--- Begin ---

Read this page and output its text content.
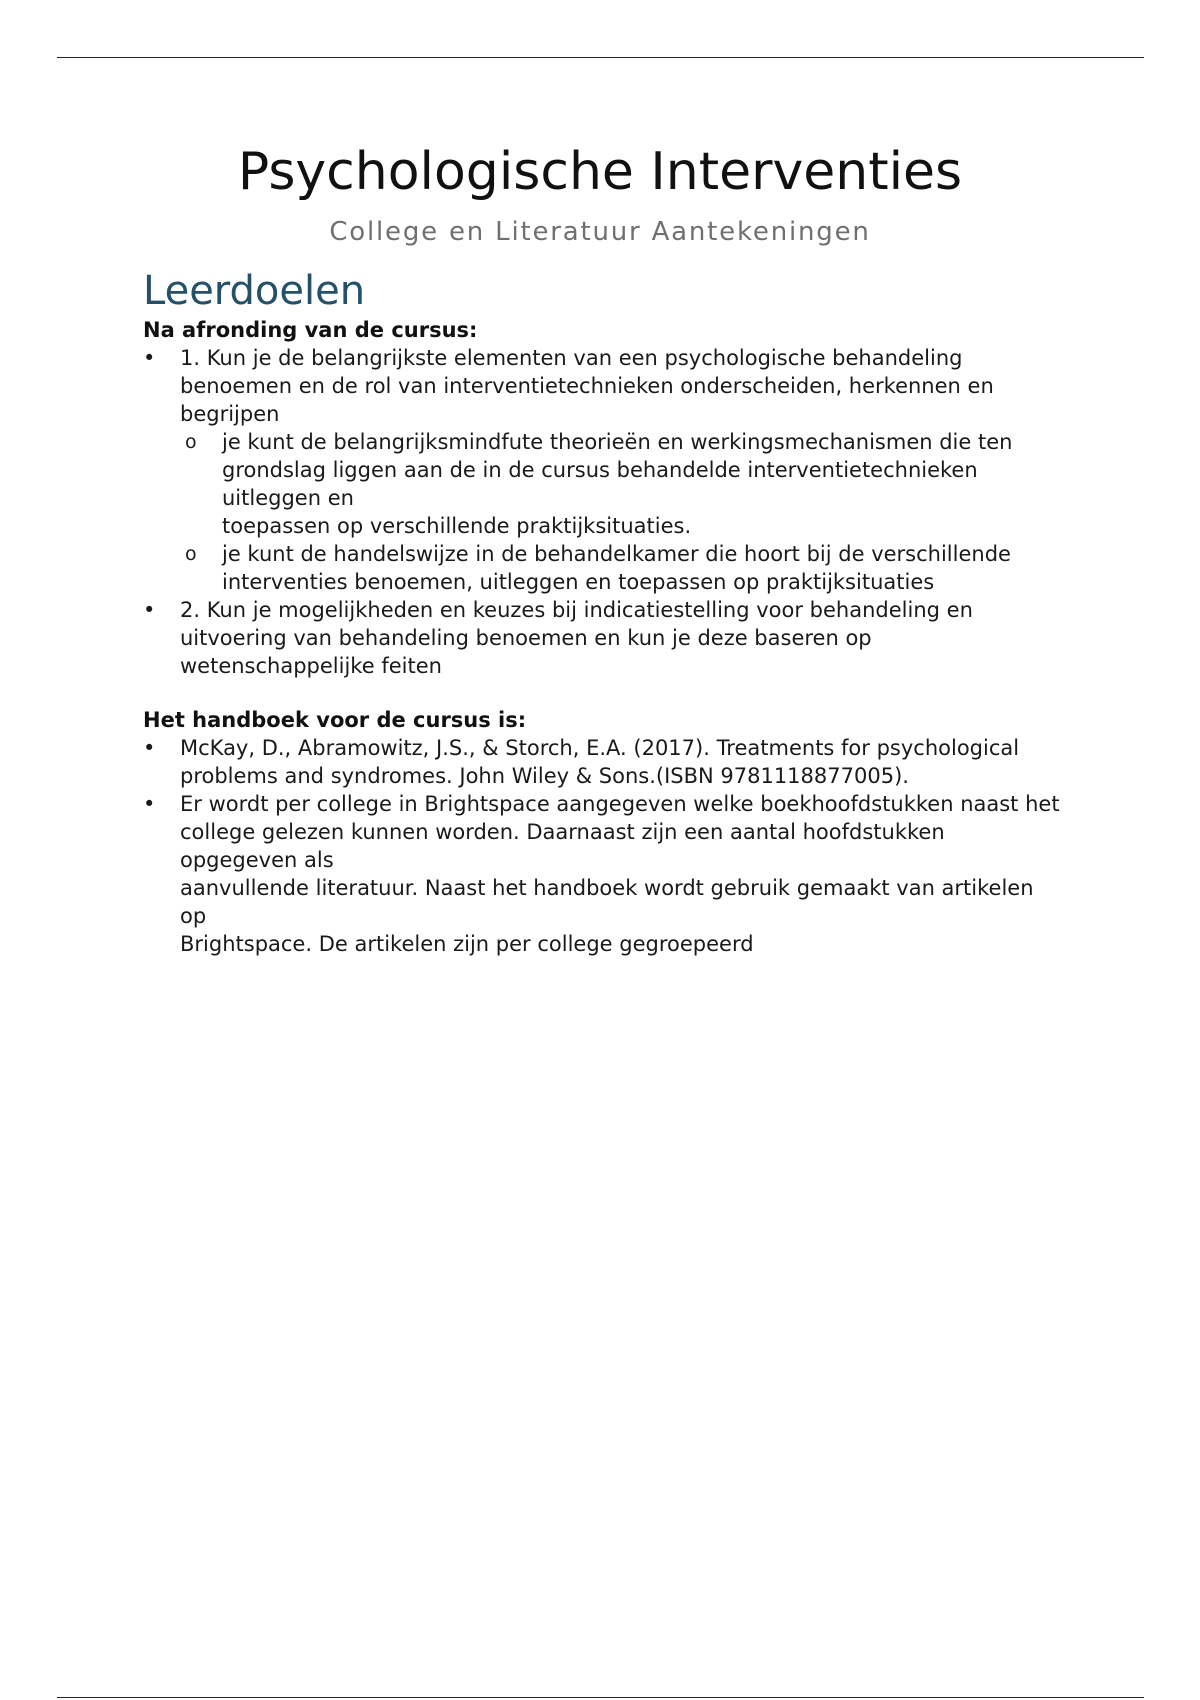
Psychologische Interventies
College en Literatuur Aantekeningen
Leerdoelen
Na afronding van de cursus:
• 1. Kun je de belangrijkste elementen van een psychologische behandeling benoemen en de rol van interventietechnieken onderscheiden, herkennen en begrijpen
o je kunt de belangrijksmindfute theorieën en werkingsmechanismen die ten
grondslag liggen aan de in de cursus behandelde interventietechnieken uitleggen en
toepassen op verschillende praktijksituaties.
o je kunt de handelswijze in de behandelkamer die hoort bij de verschillende interventies benoemen, uitleggen en toepassen op praktijksituaties
• 2. Kun je mogelijkheden en keuzes bij indicatiestelling voor behandeling en uitvoering van behandeling benoemen en kun je deze baseren op wetenschappelijke feiten
Het handboek voor de cursus is:
• McKay, D., Abramowitz, J.S., & Storch, E.A. (2017). Treatments for psychological
problems and syndromes. John Wiley & Sons.(ISBN 9781118877005).
• Er wordt per college in Brightspace aangegeven welke boekhoofdstukken naast het
college gelezen kunnen worden. Daarnaast zijn een aantal hoofdstukken opgegeven als
aanvullende literatuur. Naast het handboek wordt gebruik gemaakt van artikelen op
Brightspace. De artikelen zijn per college gegroepeerd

--- End ---

[Directions] From the listing above, return each line with the word "kunt".

[Solution]
o je kunt de belangrijksmindfute theorieën en werkingsmechanismen die ten
o je kunt de handelswijze in de behandelkamer die hoort bij de verschillende interventies benoemen, uitleggen en toepassen op praktijksituaties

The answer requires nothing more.